[Structured figure records]
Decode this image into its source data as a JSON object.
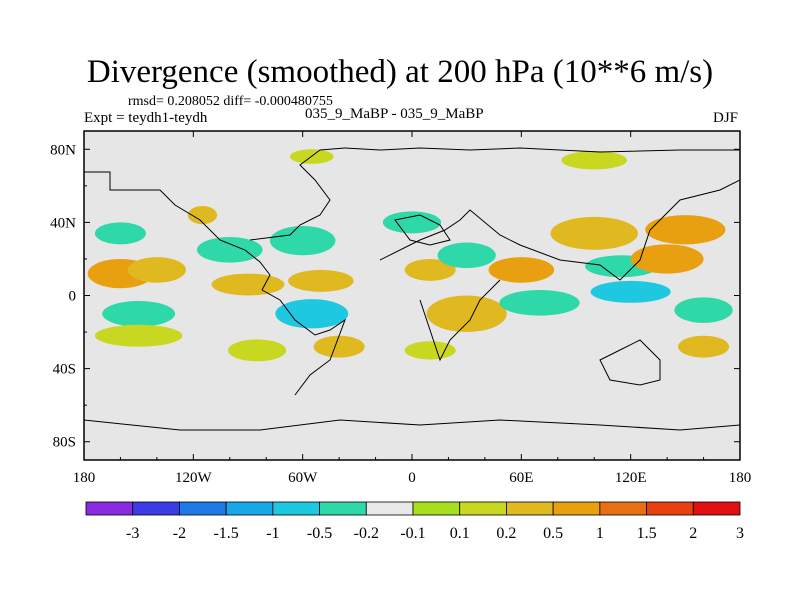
{
  "title": "Divergence (smoothed) at 200 hPa (10**6 m/s)",
  "stats": "rmsd= 0.208052 diff= -0.000480755",
  "expt": "Expt = teydh1-teydh",
  "cases": "035_9_MaBP - 035_9_MaBP",
  "season": "DJF",
  "chart_data": {
    "type": "heatmap",
    "title": "Divergence (smoothed) at 200 hPa (10**6 m/s)",
    "xlabel": "",
    "ylabel": "",
    "xlim": [
      -180,
      180
    ],
    "ylim": [
      -90,
      90
    ],
    "x_ticks": [
      {
        "value": -180,
        "label": "180"
      },
      {
        "value": -120,
        "label": "120W"
      },
      {
        "value": -60,
        "label": "60W"
      },
      {
        "value": 0,
        "label": "0"
      },
      {
        "value": 60,
        "label": "60E"
      },
      {
        "value": 120,
        "label": "120E"
      },
      {
        "value": 180,
        "label": "180"
      }
    ],
    "y_ticks": [
      {
        "value": 80,
        "label": "80N"
      },
      {
        "value": 40,
        "label": "40N"
      },
      {
        "value": 0,
        "label": "0"
      },
      {
        "value": -40,
        "label": "40S"
      },
      {
        "value": -80,
        "label": "80S"
      }
    ],
    "colorbar": {
      "colors": [
        "#8a2be2",
        "#3b3be8",
        "#1f7ae8",
        "#18a8e8",
        "#1ec8e0",
        "#2ed8a8",
        "#e8e8e8",
        "#a8e020",
        "#c8d820",
        "#e0b820",
        "#e8a010",
        "#e87010",
        "#e84010",
        "#e01010"
      ],
      "levels": [
        "-3",
        "-2",
        "-1.5",
        "-1",
        "-0.5",
        "-0.2",
        "-0.1",
        "0.1",
        "0.2",
        "0.5",
        "1",
        "1.5",
        "2",
        "3"
      ]
    },
    "features": [
      {
        "lon": -160,
        "lat": 34,
        "rlon": 14,
        "rlat": 6,
        "value": -0.5
      },
      {
        "lon": -160,
        "lat": 12,
        "rlon": 18,
        "rlat": 8,
        "value": 0.7
      },
      {
        "lon": -140,
        "lat": 14,
        "rlon": 16,
        "rlat": 7,
        "value": 0.4
      },
      {
        "lon": -150,
        "lat": -10,
        "rlon": 20,
        "rlat": 7,
        "value": -0.5
      },
      {
        "lon": -150,
        "lat": -22,
        "rlon": 24,
        "rlat": 6,
        "value": 0.15
      },
      {
        "lon": -115,
        "lat": 44,
        "rlon": 8,
        "rlat": 5,
        "value": 0.2
      },
      {
        "lon": -100,
        "lat": 25,
        "rlon": 18,
        "rlat": 7,
        "value": -0.4
      },
      {
        "lon": -90,
        "lat": 6,
        "rlon": 20,
        "rlat": 6,
        "value": 0.3
      },
      {
        "lon": -85,
        "lat": -30,
        "rlon": 16,
        "rlat": 6,
        "value": 0.15
      },
      {
        "lon": -60,
        "lat": 30,
        "rlon": 18,
        "rlat": 8,
        "value": -0.4
      },
      {
        "lon": -50,
        "lat": 8,
        "rlon": 18,
        "rlat": 6,
        "value": 0.3
      },
      {
        "lon": -55,
        "lat": -10,
        "rlon": 20,
        "rlat": 8,
        "value": -0.6
      },
      {
        "lon": -40,
        "lat": -28,
        "rlon": 14,
        "rlat": 6,
        "value": 0.2
      },
      {
        "lon": -55,
        "lat": 76,
        "rlon": 12,
        "rlat": 4,
        "value": 0.15
      },
      {
        "lon": 0,
        "lat": 40,
        "rlon": 16,
        "rlat": 6,
        "value": -0.3
      },
      {
        "lon": 10,
        "lat": 14,
        "rlon": 14,
        "rlat": 6,
        "value": 0.4
      },
      {
        "lon": 30,
        "lat": 22,
        "rlon": 16,
        "rlat": 7,
        "value": -0.5
      },
      {
        "lon": 30,
        "lat": -10,
        "rlon": 22,
        "rlat": 10,
        "value": 0.2
      },
      {
        "lon": 10,
        "lat": -30,
        "rlon": 14,
        "rlat": 5,
        "value": 0.15
      },
      {
        "lon": 60,
        "lat": 14,
        "rlon": 18,
        "rlat": 7,
        "value": 0.5
      },
      {
        "lon": 70,
        "lat": -4,
        "rlon": 22,
        "rlat": 7,
        "value": -0.5
      },
      {
        "lon": 100,
        "lat": 34,
        "rlon": 24,
        "rlat": 9,
        "value": 0.3
      },
      {
        "lon": 115,
        "lat": 16,
        "rlon": 20,
        "rlat": 6,
        "value": -0.4
      },
      {
        "lon": 120,
        "lat": 2,
        "rlon": 22,
        "rlat": 6,
        "value": -0.9
      },
      {
        "lon": 140,
        "lat": 20,
        "rlon": 20,
        "rlat": 8,
        "value": 0.8
      },
      {
        "lon": 150,
        "lat": 36,
        "rlon": 22,
        "rlat": 8,
        "value": 0.5
      },
      {
        "lon": 160,
        "lat": -8,
        "rlon": 16,
        "rlat": 7,
        "value": -0.5
      },
      {
        "lon": 160,
        "lat": -28,
        "rlon": 14,
        "rlat": 6,
        "value": 0.2
      },
      {
        "lon": 100,
        "lat": 74,
        "rlon": 18,
        "rlat": 5,
        "value": 0.15
      }
    ]
  }
}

= THE REQUEST =
Copy the data character for character, but drop all pictures from the copy.

= EXPECTED OUTPUT =
Decode this image into its source data as a JSON object.
{
  "title": "Divergence (smoothed) at 200 hPa (10**6 m/s)",
  "stats": "rmsd= 0.208052 diff= -0.000480755",
  "expt": "Expt = teydh1-teydh",
  "cases": "035_9_MaBP - 035_9_MaBP",
  "season": "DJF",
  "chart_data": {
    "type": "heatmap",
    "title": "Divergence (smoothed) at 200 hPa (10**6 m/s)",
    "xlabel": "",
    "ylabel": "",
    "xlim": [
      -180,
      180
    ],
    "ylim": [
      -90,
      90
    ],
    "x_ticks": [
      {
        "value": -180,
        "label": "180"
      },
      {
        "value": -120,
        "label": "120W"
      },
      {
        "value": -60,
        "label": "60W"
      },
      {
        "value": 0,
        "label": "0"
      },
      {
        "value": 60,
        "label": "60E"
      },
      {
        "value": 120,
        "label": "120E"
      },
      {
        "value": 180,
        "label": "180"
      }
    ],
    "y_ticks": [
      {
        "value": 80,
        "label": "80N"
      },
      {
        "value": 40,
        "label": "40N"
      },
      {
        "value": 0,
        "label": "0"
      },
      {
        "value": -40,
        "label": "40S"
      },
      {
        "value": -80,
        "label": "80S"
      }
    ],
    "colorbar": {
      "colors": [
        "#8a2be2",
        "#3b3be8",
        "#1f7ae8",
        "#18a8e8",
        "#1ec8e0",
        "#2ed8a8",
        "#e8e8e8",
        "#a8e020",
        "#c8d820",
        "#e0b820",
        "#e8a010",
        "#e87010",
        "#e84010",
        "#e01010"
      ],
      "levels": [
        "-3",
        "-2",
        "-1.5",
        "-1",
        "-0.5",
        "-0.2",
        "-0.1",
        "0.1",
        "0.2",
        "0.5",
        "1",
        "1.5",
        "2",
        "3"
      ]
    },
    "features": [
      {
        "lon": -160,
        "lat": 34,
        "rlon": 14,
        "rlat": 6,
        "value": -0.5
      },
      {
        "lon": -160,
        "lat": 12,
        "rlon": 18,
        "rlat": 8,
        "value": 0.7
      },
      {
        "lon": -140,
        "lat": 14,
        "rlon": 16,
        "rlat": 7,
        "value": 0.4
      },
      {
        "lon": -150,
        "lat": -10,
        "rlon": 20,
        "rlat": 7,
        "value": -0.5
      },
      {
        "lon": -150,
        "lat": -22,
        "rlon": 24,
        "rlat": 6,
        "value": 0.15
      },
      {
        "lon": -115,
        "lat": 44,
        "rlon": 8,
        "rlat": 5,
        "value": 0.2
      },
      {
        "lon": -100,
        "lat": 25,
        "rlon": 18,
        "rlat": 7,
        "value": -0.4
      },
      {
        "lon": -90,
        "lat": 6,
        "rlon": 20,
        "rlat": 6,
        "value": 0.3
      },
      {
        "lon": -85,
        "lat": -30,
        "rlon": 16,
        "rlat": 6,
        "value": 0.15
      },
      {
        "lon": -60,
        "lat": 30,
        "rlon": 18,
        "rlat": 8,
        "value": -0.4
      },
      {
        "lon": -50,
        "lat": 8,
        "rlon": 18,
        "rlat": 6,
        "value": 0.3
      },
      {
        "lon": -55,
        "lat": -10,
        "rlon": 20,
        "rlat": 8,
        "value": -0.6
      },
      {
        "lon": -40,
        "lat": -28,
        "rlon": 14,
        "rlat": 6,
        "value": 0.2
      },
      {
        "lon": -55,
        "lat": 76,
        "rlon": 12,
        "rlat": 4,
        "value": 0.15
      },
      {
        "lon": 0,
        "lat": 40,
        "rlon": 16,
        "rlat": 6,
        "value": -0.3
      },
      {
        "lon": 10,
        "lat": 14,
        "rlon": 14,
        "rlat": 6,
        "value": 0.4
      },
      {
        "lon": 30,
        "lat": 22,
        "rlon": 16,
        "rlat": 7,
        "value": -0.5
      },
      {
        "lon": 30,
        "lat": -10,
        "rlon": 22,
        "rlat": 10,
        "value": 0.2
      },
      {
        "lon": 10,
        "lat": -30,
        "rlon": 14,
        "rlat": 5,
        "value": 0.15
      },
      {
        "lon": 60,
        "lat": 14,
        "rlon": 18,
        "rlat": 7,
        "value": 0.5
      },
      {
        "lon": 70,
        "lat": -4,
        "rlon": 22,
        "rlat": 7,
        "value": -0.5
      },
      {
        "lon": 100,
        "lat": 34,
        "rlon": 24,
        "rlat": 9,
        "value": 0.3
      },
      {
        "lon": 115,
        "lat": 16,
        "rlon": 20,
        "rlat": 6,
        "value": -0.4
      },
      {
        "lon": 120,
        "lat": 2,
        "rlon": 22,
        "rlat": 6,
        "value": -0.9
      },
      {
        "lon": 140,
        "lat": 20,
        "rlon": 20,
        "rlat": 8,
        "value": 0.8
      },
      {
        "lon": 150,
        "lat": 36,
        "rlon": 22,
        "rlat": 8,
        "value": 0.5
      },
      {
        "lon": 160,
        "lat": -8,
        "rlon": 16,
        "rlat": 7,
        "value": -0.5
      },
      {
        "lon": 160,
        "lat": -28,
        "rlon": 14,
        "rlat": 6,
        "value": 0.2
      },
      {
        "lon": 100,
        "lat": 74,
        "rlon": 18,
        "rlat": 5,
        "value": 0.15
      }
    ]
  }
}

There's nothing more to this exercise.